DIRECTION => Reproduce all of the records exactly.

EXERCISE INPUT =>
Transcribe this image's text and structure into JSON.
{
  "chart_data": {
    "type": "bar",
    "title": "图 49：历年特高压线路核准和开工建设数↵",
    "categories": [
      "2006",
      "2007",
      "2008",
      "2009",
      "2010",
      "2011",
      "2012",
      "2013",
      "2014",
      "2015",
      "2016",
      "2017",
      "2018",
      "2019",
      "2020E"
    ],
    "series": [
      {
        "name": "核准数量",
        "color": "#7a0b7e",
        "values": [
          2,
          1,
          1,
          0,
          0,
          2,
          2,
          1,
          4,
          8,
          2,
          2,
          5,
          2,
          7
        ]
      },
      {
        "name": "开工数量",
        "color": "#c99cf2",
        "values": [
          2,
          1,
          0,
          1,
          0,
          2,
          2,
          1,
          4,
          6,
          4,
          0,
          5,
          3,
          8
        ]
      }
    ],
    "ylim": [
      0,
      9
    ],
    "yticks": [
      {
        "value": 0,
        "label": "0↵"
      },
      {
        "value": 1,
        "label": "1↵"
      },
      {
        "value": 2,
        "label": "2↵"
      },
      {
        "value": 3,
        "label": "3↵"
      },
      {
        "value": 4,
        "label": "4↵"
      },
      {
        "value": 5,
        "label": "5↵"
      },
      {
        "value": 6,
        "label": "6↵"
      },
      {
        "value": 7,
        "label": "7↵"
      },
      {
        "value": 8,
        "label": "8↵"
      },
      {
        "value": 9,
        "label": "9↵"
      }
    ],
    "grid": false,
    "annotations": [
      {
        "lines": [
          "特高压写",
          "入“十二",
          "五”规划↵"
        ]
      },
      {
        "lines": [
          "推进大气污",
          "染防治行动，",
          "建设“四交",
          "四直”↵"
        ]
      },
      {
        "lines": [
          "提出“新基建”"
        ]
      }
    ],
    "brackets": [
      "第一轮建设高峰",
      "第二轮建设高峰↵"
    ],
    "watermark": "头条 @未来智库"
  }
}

OUTPUT =>
Transcribe this image's text and structure into JSON.
{
  "chart_data": {
    "type": "bar",
    "title": "图 49：历年特高压线路核准和开工建设数↵",
    "categories": [
      "2006",
      "2007",
      "2008",
      "2009",
      "2010",
      "2011",
      "2012",
      "2013",
      "2014",
      "2015",
      "2016",
      "2017",
      "2018",
      "2019",
      "2020E"
    ],
    "series": [
      {
        "name": "核准数量",
        "color": "#7a0b7e",
        "values": [
          2,
          1,
          1,
          0,
          0,
          2,
          2,
          1,
          4,
          8,
          2,
          2,
          5,
          2,
          7
        ]
      },
      {
        "name": "开工数量",
        "color": "#c99cf2",
        "values": [
          2,
          1,
          0,
          1,
          0,
          2,
          2,
          1,
          4,
          6,
          4,
          0,
          5,
          3,
          8
        ]
      }
    ],
    "ylim": [
      0,
      9
    ],
    "yticks": [
      {
        "value": 0,
        "label": "0↵"
      },
      {
        "value": 1,
        "label": "1↵"
      },
      {
        "value": 2,
        "label": "2↵"
      },
      {
        "value": 3,
        "label": "3↵"
      },
      {
        "value": 4,
        "label": "4↵"
      },
      {
        "value": 5,
        "label": "5↵"
      },
      {
        "value": 6,
        "label": "6↵"
      },
      {
        "value": 7,
        "label": "7↵"
      },
      {
        "value": 8,
        "label": "8↵"
      },
      {
        "value": 9,
        "label": "9↵"
      }
    ],
    "grid": false,
    "annotations": [
      {
        "lines": [
          "特高压写",
          "入“十二",
          "五”规划↵"
        ]
      },
      {
        "lines": [
          "推进大气污",
          "染防治行动，",
          "建设“四交",
          "四直”↵"
        ]
      },
      {
        "lines": [
          "提出“新基建”"
        ]
      }
    ],
    "brackets": [
      "第一轮建设高峰",
      "第二轮建设高峰↵"
    ],
    "watermark": "头条 @未来智库"
  }
}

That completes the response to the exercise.